▸ **Dataset rows**
┄┄┄┄┄┄┄┄┄┄┄┄┄┄┄┄┄┄┄┄
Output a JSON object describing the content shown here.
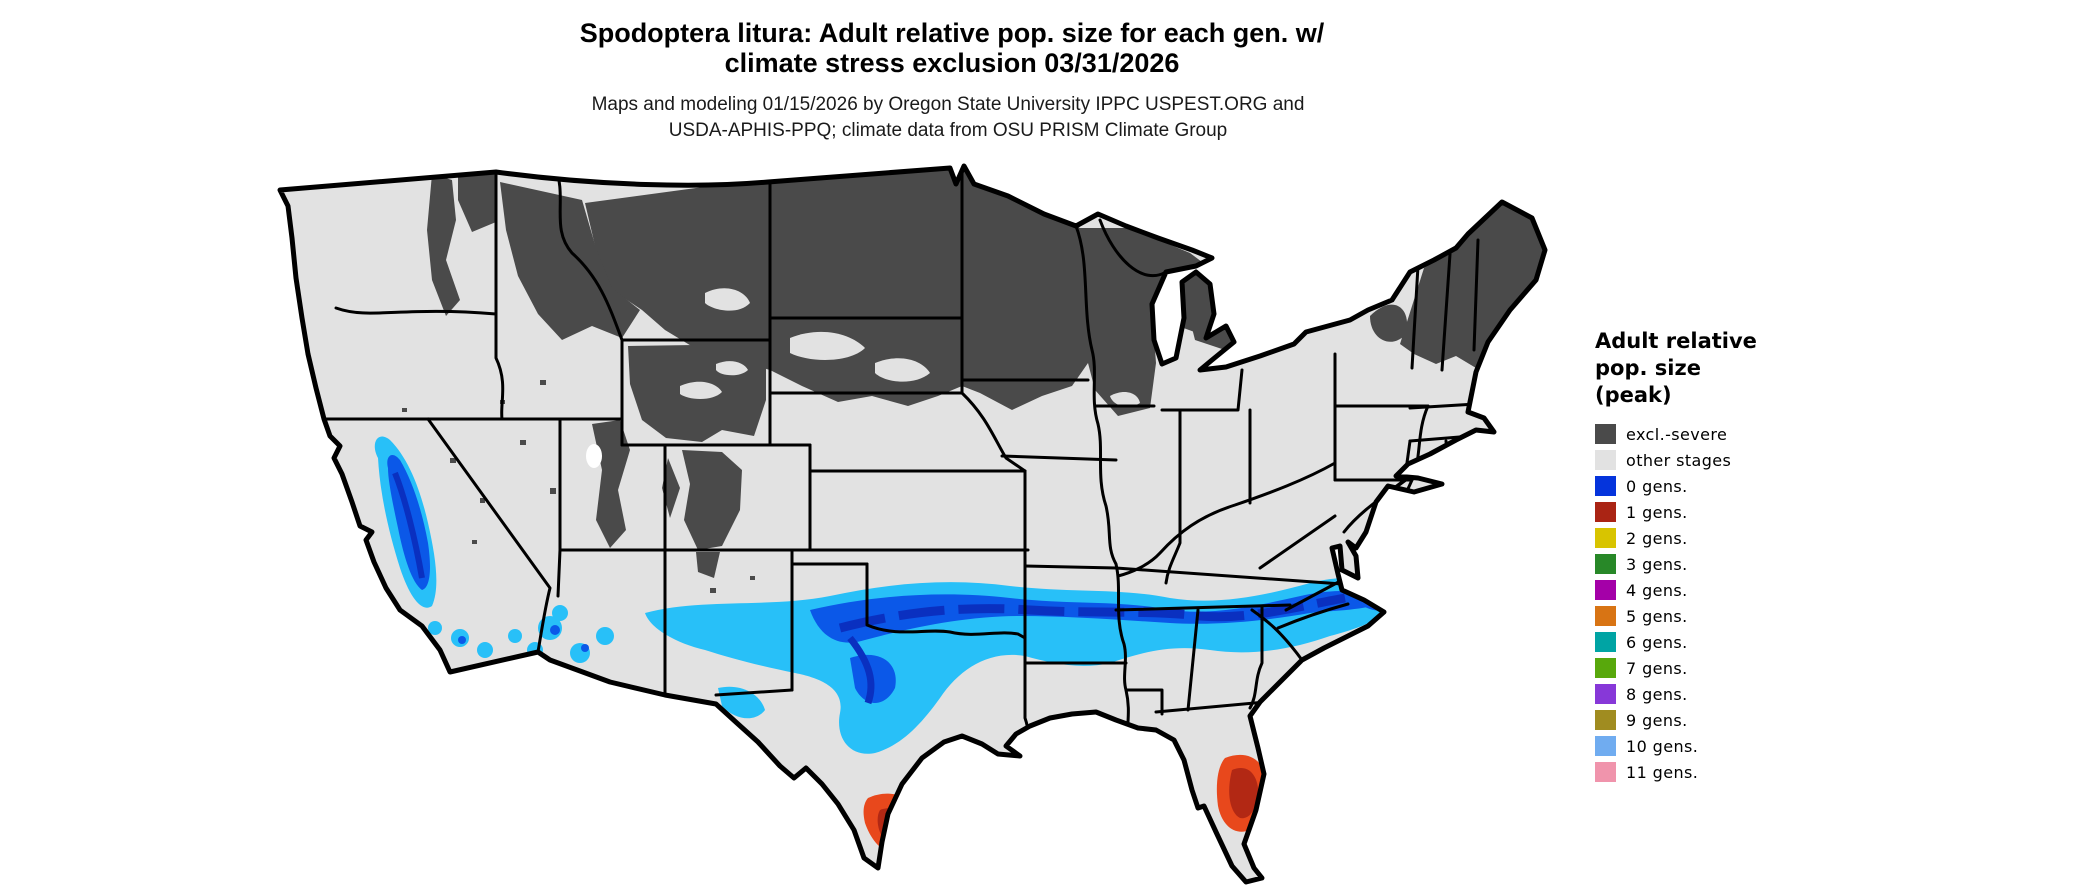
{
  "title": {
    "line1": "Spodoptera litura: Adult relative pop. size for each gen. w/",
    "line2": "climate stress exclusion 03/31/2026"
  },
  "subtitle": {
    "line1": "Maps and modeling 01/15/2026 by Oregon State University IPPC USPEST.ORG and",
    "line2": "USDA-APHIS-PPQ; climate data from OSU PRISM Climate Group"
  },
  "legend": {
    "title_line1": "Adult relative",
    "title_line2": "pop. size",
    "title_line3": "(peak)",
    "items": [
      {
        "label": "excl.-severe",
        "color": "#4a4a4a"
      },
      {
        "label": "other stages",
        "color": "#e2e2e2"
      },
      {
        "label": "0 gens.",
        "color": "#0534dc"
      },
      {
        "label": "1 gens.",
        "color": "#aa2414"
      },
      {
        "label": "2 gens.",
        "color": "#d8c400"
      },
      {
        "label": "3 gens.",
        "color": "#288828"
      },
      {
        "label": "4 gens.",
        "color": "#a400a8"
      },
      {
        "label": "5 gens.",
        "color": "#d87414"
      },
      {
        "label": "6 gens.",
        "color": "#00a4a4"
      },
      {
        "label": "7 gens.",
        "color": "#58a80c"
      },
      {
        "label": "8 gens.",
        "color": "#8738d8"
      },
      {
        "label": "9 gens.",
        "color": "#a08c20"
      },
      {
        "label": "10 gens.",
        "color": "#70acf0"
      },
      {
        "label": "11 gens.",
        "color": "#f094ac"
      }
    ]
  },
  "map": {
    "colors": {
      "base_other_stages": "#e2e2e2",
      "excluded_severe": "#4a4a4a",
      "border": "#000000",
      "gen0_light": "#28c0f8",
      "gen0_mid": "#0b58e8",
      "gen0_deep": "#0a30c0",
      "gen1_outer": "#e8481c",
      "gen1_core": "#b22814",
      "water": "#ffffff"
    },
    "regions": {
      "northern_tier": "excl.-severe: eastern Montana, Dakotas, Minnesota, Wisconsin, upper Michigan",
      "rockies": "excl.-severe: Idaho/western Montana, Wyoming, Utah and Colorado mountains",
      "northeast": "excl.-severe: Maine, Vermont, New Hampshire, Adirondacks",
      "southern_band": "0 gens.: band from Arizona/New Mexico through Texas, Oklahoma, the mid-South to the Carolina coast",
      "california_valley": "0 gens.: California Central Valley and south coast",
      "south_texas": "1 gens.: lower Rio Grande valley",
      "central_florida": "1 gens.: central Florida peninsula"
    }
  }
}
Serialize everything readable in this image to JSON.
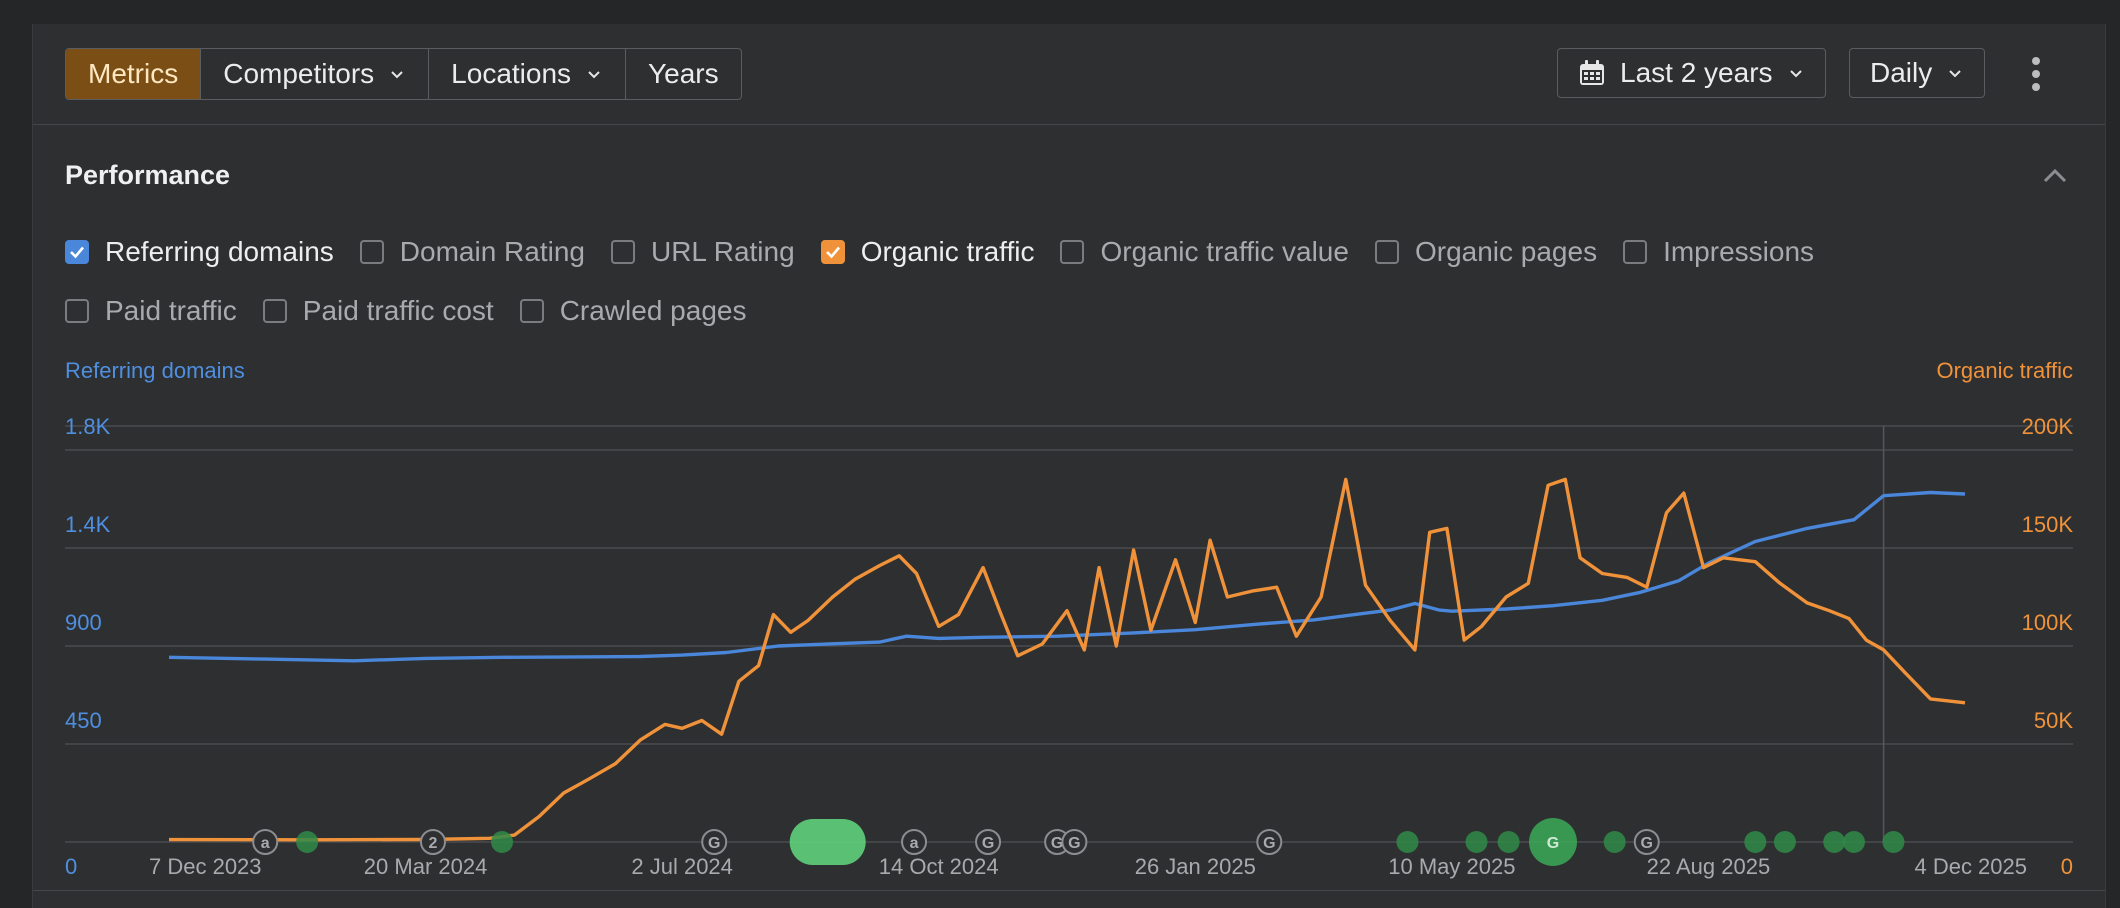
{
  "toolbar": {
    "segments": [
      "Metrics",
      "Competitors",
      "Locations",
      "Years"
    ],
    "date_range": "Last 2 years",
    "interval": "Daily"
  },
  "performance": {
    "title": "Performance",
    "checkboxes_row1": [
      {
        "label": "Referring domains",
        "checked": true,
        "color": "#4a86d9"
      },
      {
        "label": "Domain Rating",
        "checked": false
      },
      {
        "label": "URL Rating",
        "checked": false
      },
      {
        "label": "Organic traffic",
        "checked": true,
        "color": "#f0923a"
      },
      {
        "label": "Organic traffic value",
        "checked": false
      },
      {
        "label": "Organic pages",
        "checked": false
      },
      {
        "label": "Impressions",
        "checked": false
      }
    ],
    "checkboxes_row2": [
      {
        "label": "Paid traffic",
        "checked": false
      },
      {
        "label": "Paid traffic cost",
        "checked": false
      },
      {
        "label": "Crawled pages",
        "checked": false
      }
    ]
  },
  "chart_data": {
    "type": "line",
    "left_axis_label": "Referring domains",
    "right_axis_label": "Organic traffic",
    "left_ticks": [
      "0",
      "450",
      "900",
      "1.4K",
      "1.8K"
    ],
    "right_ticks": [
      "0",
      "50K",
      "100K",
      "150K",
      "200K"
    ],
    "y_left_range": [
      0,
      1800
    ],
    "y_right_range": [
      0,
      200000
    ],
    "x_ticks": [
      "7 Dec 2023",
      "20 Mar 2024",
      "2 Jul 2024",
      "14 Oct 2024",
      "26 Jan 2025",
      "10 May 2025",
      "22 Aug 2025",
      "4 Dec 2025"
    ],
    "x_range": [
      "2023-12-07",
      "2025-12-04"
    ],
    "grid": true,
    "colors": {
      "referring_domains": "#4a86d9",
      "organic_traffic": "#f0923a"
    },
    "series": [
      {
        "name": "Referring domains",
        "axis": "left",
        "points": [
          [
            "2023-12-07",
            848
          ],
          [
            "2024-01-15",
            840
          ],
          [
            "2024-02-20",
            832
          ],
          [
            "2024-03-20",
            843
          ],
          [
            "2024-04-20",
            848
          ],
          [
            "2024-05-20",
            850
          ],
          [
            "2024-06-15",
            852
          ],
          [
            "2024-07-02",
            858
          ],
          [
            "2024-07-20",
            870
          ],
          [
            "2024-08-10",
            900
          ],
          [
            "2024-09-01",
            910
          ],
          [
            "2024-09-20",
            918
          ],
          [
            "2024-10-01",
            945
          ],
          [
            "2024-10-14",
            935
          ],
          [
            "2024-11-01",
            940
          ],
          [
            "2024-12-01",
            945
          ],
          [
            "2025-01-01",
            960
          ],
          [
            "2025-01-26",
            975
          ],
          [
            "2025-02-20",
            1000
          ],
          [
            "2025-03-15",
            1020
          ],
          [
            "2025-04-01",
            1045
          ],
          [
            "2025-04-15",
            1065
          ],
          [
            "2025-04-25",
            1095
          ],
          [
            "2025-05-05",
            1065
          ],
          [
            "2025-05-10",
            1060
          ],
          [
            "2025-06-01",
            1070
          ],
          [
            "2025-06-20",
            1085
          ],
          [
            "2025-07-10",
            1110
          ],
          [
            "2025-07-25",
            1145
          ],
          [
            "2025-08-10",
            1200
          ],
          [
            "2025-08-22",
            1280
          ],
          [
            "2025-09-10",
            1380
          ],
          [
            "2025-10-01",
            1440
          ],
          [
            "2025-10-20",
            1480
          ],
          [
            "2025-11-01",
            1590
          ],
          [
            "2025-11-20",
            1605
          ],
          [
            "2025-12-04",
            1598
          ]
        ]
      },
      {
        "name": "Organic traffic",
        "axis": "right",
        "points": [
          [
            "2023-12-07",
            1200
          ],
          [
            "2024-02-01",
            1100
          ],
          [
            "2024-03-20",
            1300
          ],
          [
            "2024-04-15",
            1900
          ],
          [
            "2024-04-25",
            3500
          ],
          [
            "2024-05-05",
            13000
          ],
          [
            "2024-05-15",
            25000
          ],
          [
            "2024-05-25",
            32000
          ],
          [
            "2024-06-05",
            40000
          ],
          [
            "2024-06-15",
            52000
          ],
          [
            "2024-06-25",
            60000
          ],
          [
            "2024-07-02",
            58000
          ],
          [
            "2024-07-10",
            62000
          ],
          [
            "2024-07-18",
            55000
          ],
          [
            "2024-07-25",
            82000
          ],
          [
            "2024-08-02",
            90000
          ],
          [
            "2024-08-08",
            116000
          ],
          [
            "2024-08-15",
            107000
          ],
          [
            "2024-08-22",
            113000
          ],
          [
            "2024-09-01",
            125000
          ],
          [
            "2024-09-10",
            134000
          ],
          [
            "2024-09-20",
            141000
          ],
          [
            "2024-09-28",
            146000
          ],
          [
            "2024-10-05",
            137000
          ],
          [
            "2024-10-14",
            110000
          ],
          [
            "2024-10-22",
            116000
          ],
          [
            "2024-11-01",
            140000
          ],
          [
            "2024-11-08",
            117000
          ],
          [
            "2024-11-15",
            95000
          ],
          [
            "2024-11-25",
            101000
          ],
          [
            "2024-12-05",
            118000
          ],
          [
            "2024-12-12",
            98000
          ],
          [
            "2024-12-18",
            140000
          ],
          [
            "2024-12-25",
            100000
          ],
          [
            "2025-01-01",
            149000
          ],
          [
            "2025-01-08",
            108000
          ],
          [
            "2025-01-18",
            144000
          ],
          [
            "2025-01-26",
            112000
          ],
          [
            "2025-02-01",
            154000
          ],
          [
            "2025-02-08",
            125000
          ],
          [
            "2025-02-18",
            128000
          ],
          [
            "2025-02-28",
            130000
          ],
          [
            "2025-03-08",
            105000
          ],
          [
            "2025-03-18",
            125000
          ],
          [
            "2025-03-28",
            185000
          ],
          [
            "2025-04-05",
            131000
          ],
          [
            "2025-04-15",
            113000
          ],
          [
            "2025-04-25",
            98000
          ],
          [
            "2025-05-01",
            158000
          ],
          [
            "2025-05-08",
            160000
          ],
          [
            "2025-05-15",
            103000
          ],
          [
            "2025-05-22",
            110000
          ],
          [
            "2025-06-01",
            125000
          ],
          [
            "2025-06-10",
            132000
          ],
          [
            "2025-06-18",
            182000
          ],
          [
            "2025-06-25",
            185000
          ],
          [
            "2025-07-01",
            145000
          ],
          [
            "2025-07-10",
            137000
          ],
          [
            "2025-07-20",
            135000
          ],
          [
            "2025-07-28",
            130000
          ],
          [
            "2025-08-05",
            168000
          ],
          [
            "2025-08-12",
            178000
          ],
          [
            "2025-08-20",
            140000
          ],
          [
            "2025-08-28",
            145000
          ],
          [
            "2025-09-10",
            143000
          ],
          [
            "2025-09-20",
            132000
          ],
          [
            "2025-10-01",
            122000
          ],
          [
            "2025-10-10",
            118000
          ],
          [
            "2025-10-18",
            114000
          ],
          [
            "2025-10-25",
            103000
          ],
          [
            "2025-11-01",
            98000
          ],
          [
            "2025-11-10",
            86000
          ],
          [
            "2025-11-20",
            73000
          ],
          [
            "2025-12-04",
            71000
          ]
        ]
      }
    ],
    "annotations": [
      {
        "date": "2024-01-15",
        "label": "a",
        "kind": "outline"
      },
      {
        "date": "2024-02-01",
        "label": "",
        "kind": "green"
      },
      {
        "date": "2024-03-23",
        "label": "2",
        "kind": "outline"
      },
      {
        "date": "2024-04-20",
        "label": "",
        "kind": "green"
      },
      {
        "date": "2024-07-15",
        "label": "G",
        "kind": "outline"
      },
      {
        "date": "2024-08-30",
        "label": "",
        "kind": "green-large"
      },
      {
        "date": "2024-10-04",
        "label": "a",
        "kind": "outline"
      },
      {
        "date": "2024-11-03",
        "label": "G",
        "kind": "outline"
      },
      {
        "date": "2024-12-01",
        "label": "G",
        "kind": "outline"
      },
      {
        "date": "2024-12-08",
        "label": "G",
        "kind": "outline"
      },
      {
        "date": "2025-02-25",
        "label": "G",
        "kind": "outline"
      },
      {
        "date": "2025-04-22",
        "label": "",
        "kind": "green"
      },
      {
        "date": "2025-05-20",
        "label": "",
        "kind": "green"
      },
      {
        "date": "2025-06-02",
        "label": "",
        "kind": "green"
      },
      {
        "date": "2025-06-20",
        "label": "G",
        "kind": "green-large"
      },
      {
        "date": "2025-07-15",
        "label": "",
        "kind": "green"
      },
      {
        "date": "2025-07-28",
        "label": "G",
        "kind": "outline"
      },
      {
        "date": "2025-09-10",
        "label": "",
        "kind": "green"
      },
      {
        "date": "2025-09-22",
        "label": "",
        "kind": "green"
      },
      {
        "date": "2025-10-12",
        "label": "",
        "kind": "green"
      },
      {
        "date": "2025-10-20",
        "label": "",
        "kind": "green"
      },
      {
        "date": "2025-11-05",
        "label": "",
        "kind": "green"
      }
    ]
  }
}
┄┄┄┄┄┄┄┄┄┄┄┄┄┄┄┄┄┄┄┄
Check every line of the data, and copy the ones that contain "from".

▸ **Expected answer**
    "line2": "USDA-APHIS-PPQ; climate data from OSU PRISM Climate Group"
      "southern_band": "0 gens.: band from Arizona/New Mexico through Texas, Oklahoma, the mid-South to the Carolina coast",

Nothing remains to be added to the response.